=== DATA SUPPLIED ===
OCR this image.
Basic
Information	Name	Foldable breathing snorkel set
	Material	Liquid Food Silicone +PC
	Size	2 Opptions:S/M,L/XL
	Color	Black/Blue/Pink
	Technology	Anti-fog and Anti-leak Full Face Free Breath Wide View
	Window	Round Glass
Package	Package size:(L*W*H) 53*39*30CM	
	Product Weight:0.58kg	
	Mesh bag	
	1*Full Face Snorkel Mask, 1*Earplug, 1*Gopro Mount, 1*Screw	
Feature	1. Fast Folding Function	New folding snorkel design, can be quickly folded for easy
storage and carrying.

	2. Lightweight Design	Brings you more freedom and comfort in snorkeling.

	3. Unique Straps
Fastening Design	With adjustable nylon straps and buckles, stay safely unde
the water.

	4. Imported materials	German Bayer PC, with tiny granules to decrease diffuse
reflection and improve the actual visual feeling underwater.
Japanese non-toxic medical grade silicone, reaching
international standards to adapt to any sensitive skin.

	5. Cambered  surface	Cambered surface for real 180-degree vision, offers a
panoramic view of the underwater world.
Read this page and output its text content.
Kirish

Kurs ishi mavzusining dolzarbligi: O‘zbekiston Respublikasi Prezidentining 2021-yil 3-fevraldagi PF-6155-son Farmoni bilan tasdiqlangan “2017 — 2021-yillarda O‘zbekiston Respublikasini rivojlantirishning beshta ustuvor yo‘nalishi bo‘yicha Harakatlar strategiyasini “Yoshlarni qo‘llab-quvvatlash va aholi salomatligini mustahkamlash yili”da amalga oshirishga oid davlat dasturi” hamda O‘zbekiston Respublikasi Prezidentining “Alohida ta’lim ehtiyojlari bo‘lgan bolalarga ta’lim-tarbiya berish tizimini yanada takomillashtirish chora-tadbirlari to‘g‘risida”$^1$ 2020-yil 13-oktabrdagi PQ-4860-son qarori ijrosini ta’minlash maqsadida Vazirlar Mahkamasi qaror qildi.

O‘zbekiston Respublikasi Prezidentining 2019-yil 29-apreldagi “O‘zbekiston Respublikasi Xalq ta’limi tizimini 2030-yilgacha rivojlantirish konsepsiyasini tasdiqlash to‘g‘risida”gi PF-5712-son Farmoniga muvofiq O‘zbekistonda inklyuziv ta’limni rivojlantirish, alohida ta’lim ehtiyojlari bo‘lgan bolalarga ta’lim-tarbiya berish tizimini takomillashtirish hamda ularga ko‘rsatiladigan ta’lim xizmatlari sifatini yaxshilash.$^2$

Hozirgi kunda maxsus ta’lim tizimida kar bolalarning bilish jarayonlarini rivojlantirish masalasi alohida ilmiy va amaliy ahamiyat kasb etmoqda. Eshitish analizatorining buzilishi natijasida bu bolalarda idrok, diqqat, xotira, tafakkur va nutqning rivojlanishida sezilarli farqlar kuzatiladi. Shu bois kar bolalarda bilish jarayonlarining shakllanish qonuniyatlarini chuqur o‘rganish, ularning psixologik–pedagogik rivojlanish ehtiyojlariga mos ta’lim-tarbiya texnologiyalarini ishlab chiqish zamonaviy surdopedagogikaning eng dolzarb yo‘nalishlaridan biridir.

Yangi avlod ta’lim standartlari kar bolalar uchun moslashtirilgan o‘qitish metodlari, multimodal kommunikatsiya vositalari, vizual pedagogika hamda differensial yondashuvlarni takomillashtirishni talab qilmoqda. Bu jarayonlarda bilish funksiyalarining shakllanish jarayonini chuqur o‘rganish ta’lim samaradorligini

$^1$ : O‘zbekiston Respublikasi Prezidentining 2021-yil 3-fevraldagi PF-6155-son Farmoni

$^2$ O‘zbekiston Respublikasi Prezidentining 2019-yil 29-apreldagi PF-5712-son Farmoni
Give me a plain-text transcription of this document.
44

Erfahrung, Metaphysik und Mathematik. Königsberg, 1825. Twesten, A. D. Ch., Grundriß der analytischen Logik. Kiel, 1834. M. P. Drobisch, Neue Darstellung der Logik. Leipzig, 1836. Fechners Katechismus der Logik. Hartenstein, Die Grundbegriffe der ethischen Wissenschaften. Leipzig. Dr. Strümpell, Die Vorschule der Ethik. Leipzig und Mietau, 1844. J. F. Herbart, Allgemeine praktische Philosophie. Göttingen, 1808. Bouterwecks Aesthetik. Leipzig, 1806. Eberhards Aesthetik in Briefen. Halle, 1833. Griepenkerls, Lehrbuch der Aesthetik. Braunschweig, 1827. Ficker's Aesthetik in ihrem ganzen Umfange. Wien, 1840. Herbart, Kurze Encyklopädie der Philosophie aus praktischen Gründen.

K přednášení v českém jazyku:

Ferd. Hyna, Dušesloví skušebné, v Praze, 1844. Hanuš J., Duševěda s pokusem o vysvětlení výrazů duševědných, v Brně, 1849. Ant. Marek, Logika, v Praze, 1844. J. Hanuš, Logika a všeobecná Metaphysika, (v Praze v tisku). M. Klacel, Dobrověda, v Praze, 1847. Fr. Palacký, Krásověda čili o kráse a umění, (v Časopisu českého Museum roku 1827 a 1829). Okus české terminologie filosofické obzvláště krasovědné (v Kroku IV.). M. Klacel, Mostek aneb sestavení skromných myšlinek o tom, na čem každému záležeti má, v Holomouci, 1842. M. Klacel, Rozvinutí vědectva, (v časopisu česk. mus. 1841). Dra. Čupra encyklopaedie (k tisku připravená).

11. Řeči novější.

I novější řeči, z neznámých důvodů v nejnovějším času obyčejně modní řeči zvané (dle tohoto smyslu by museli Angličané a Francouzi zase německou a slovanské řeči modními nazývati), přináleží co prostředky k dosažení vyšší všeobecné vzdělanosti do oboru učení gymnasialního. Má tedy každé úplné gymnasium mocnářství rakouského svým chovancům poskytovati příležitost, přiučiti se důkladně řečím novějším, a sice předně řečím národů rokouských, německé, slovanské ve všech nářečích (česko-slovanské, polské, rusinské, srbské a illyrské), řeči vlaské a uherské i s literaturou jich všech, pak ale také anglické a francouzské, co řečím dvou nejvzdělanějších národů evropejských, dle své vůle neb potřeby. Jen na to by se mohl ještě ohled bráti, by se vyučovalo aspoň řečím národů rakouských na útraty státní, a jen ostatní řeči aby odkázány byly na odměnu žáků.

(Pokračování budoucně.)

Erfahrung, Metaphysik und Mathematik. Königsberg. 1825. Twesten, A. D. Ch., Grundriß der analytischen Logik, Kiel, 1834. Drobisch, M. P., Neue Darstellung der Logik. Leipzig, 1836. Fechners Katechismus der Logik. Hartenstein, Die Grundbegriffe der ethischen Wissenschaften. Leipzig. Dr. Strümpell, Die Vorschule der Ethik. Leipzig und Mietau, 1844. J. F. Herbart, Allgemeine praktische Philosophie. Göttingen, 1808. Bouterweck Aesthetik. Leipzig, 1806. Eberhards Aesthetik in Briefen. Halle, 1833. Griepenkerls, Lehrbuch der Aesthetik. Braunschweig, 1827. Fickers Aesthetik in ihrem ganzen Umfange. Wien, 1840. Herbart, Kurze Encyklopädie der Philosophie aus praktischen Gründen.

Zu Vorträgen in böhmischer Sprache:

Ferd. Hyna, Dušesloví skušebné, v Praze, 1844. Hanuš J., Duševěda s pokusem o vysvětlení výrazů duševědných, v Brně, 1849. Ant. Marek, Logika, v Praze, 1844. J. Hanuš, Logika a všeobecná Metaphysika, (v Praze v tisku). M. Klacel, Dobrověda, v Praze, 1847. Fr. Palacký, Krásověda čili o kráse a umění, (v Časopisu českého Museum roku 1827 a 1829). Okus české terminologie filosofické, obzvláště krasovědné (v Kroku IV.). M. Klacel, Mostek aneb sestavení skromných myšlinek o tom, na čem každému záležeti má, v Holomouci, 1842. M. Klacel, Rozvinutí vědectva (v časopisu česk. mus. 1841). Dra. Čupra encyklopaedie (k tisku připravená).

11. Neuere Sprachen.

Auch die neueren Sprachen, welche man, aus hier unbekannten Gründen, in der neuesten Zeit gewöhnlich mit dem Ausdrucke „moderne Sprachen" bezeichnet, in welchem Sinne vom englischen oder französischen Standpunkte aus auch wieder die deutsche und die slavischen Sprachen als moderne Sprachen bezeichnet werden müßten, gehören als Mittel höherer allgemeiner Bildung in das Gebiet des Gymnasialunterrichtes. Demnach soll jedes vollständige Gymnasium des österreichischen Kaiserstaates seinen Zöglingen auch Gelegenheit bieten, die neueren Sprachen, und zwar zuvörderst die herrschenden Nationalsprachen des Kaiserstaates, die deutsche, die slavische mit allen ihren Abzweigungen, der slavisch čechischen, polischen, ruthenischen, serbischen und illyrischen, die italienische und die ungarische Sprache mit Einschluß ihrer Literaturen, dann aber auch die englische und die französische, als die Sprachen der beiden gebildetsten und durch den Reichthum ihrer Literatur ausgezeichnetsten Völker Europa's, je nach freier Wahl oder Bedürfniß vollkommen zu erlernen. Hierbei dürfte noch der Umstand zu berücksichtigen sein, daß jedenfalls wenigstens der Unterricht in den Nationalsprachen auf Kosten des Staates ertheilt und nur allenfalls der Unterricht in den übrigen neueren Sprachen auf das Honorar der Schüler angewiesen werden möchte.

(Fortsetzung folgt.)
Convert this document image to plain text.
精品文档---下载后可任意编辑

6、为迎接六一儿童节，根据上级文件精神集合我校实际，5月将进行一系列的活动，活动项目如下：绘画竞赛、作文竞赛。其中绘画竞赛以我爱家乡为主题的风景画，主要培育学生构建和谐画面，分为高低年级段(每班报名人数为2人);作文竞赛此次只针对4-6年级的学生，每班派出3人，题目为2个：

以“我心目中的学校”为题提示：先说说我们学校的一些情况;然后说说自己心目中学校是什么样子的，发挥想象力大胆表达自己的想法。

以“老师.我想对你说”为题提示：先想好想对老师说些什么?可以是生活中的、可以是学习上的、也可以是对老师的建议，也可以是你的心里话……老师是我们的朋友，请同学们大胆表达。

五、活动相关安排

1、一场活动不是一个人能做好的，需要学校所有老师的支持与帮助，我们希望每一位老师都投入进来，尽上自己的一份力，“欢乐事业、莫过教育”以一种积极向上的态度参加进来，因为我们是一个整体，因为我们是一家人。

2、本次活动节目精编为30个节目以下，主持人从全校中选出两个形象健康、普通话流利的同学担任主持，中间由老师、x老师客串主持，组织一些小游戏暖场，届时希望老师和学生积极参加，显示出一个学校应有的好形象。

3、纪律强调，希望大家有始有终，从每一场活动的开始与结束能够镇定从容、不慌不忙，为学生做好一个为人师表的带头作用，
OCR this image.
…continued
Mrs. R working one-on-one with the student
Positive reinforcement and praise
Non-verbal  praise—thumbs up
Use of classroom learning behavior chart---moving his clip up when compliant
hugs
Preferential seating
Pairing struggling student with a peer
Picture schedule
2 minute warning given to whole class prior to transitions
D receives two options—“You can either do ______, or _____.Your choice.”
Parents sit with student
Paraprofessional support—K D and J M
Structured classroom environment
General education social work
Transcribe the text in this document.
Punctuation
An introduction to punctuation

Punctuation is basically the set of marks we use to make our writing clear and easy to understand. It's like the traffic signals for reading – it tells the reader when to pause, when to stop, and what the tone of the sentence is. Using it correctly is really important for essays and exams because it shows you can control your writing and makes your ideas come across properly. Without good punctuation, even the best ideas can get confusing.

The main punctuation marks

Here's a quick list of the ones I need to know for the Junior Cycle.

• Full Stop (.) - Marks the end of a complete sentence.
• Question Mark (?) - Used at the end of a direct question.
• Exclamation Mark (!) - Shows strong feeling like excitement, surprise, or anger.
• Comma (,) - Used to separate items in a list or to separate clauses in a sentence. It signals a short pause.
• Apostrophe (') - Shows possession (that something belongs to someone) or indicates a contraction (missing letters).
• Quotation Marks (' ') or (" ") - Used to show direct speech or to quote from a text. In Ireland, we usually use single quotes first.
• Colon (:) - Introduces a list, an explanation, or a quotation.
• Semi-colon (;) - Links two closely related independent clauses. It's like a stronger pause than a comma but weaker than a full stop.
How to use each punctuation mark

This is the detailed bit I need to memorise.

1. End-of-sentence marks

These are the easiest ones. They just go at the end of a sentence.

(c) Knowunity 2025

=== WHAT IS REQUIRED ===
Report each line of the material above where the word "direct" appears.

=== WRITTEN SOLUTION ===
• Question Mark (?) - Used at the end of a direct question.
• Quotation Marks (' ') or (" ") - Used to show direct speech or to quote from a text. In Ireland, we usually use single quotes first.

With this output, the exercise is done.